Start Stored rows

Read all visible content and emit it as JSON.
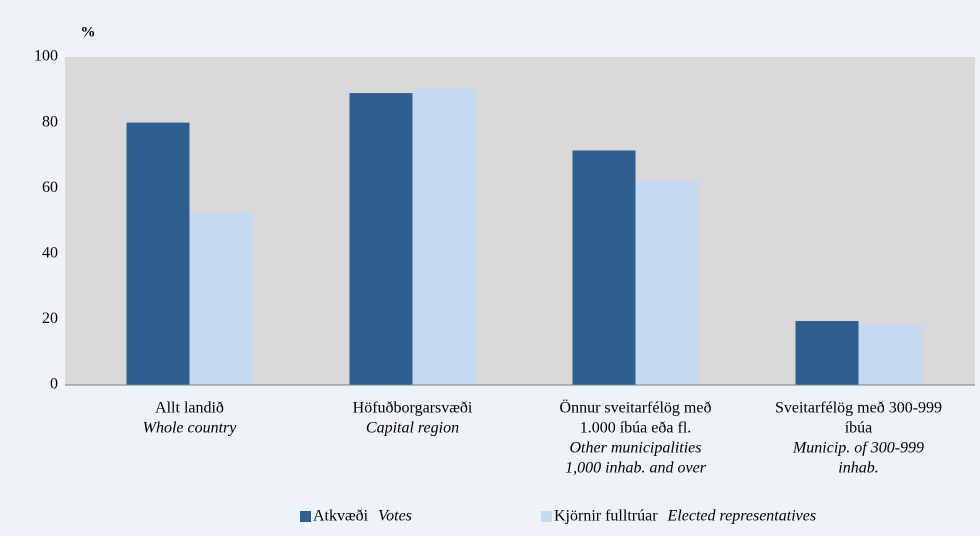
{
  "chart_data": {
    "type": "bar",
    "y_label": "%",
    "categories": [
      {
        "is": [
          "Allt landið"
        ],
        "en": [
          "Whole country"
        ]
      },
      {
        "is": [
          "Höfuðborgarsvæði"
        ],
        "en": [
          "Capital region"
        ]
      },
      {
        "is": [
          "Önnur sveitarfélög með",
          "1.000 íbúa eða fl."
        ],
        "en": [
          "Other municipalities",
          "1,000 inhab. and over"
        ]
      },
      {
        "is": [
          "Sveitarfélög með 300-999",
          "íbúa"
        ],
        "en": [
          "Municip. of 300-999",
          "inhab."
        ]
      }
    ],
    "series": [
      {
        "name": "Atkvæði",
        "name_en": "Votes",
        "color": "#2e5f8f",
        "values": [
          80,
          89,
          71.5,
          19.5
        ]
      },
      {
        "name": "Kjörnir fulltrúar",
        "name_en": "Elected representatives",
        "color": "#c5d9f1",
        "values": [
          52.5,
          90.5,
          62.5,
          18.5
        ]
      }
    ],
    "ylim": [
      0,
      100
    ],
    "yticks": [
      0,
      20,
      40,
      60,
      80,
      100
    ],
    "grid": false
  }
}
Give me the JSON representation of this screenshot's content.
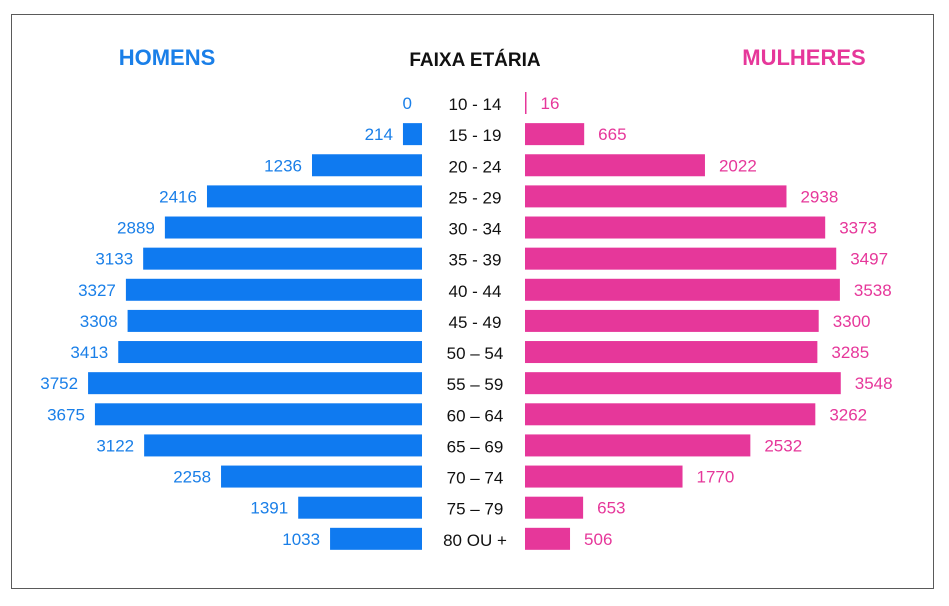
{
  "chart_data": {
    "type": "bar",
    "subtype": "population-pyramid",
    "title": "FAIXA ETÁRIA",
    "left_header": "HOMENS",
    "right_header": "MULHERES",
    "categories": [
      "10 - 14",
      "15 - 19",
      "20 - 24",
      "25 - 29",
      "30 - 34",
      "35 - 39",
      "40 - 44",
      "45 - 49",
      "50 – 54",
      "55 – 59",
      "60 – 64",
      "65 – 69",
      "70 – 74",
      "75 – 79",
      "80 OU +"
    ],
    "series": [
      {
        "name": "HOMENS",
        "side": "left",
        "color": "#0f7af0",
        "label_color": "#1a7fe8",
        "values": [
          0,
          214,
          1236,
          2416,
          2889,
          3133,
          3327,
          3308,
          3413,
          3752,
          3675,
          3122,
          2258,
          1391,
          1033
        ]
      },
      {
        "name": "MULHERES",
        "side": "right",
        "color": "#e6379a",
        "label_color": "#e6379a",
        "values": [
          16,
          665,
          2022,
          2938,
          3373,
          3497,
          3538,
          3300,
          3285,
          3548,
          3262,
          2532,
          1770,
          653,
          506
        ]
      }
    ],
    "xlim": [
      0,
      4000
    ],
    "grid": false,
    "legend": "none"
  }
}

End Stored rows

» Work required
Extract, word for word, every line from the one holding "Give me the" through the closing line of the data above. Do not include any pictures.

» Solution to the exercise
Give me the JSON representation of this screenshot's content.
{
  "chart_data": {
    "type": "bar",
    "subtype": "population-pyramid",
    "title": "FAIXA ETÁRIA",
    "left_header": "HOMENS",
    "right_header": "MULHERES",
    "categories": [
      "10 - 14",
      "15 - 19",
      "20 - 24",
      "25 - 29",
      "30 - 34",
      "35 - 39",
      "40 - 44",
      "45 - 49",
      "50 – 54",
      "55 – 59",
      "60 – 64",
      "65 – 69",
      "70 – 74",
      "75 – 79",
      "80 OU +"
    ],
    "series": [
      {
        "name": "HOMENS",
        "side": "left",
        "color": "#0f7af0",
        "label_color": "#1a7fe8",
        "values": [
          0,
          214,
          1236,
          2416,
          2889,
          3133,
          3327,
          3308,
          3413,
          3752,
          3675,
          3122,
          2258,
          1391,
          1033
        ]
      },
      {
        "name": "MULHERES",
        "side": "right",
        "color": "#e6379a",
        "label_color": "#e6379a",
        "values": [
          16,
          665,
          2022,
          2938,
          3373,
          3497,
          3538,
          3300,
          3285,
          3548,
          3262,
          2532,
          1770,
          653,
          506
        ]
      }
    ],
    "xlim": [
      0,
      4000
    ],
    "grid": false,
    "legend": "none"
  }
}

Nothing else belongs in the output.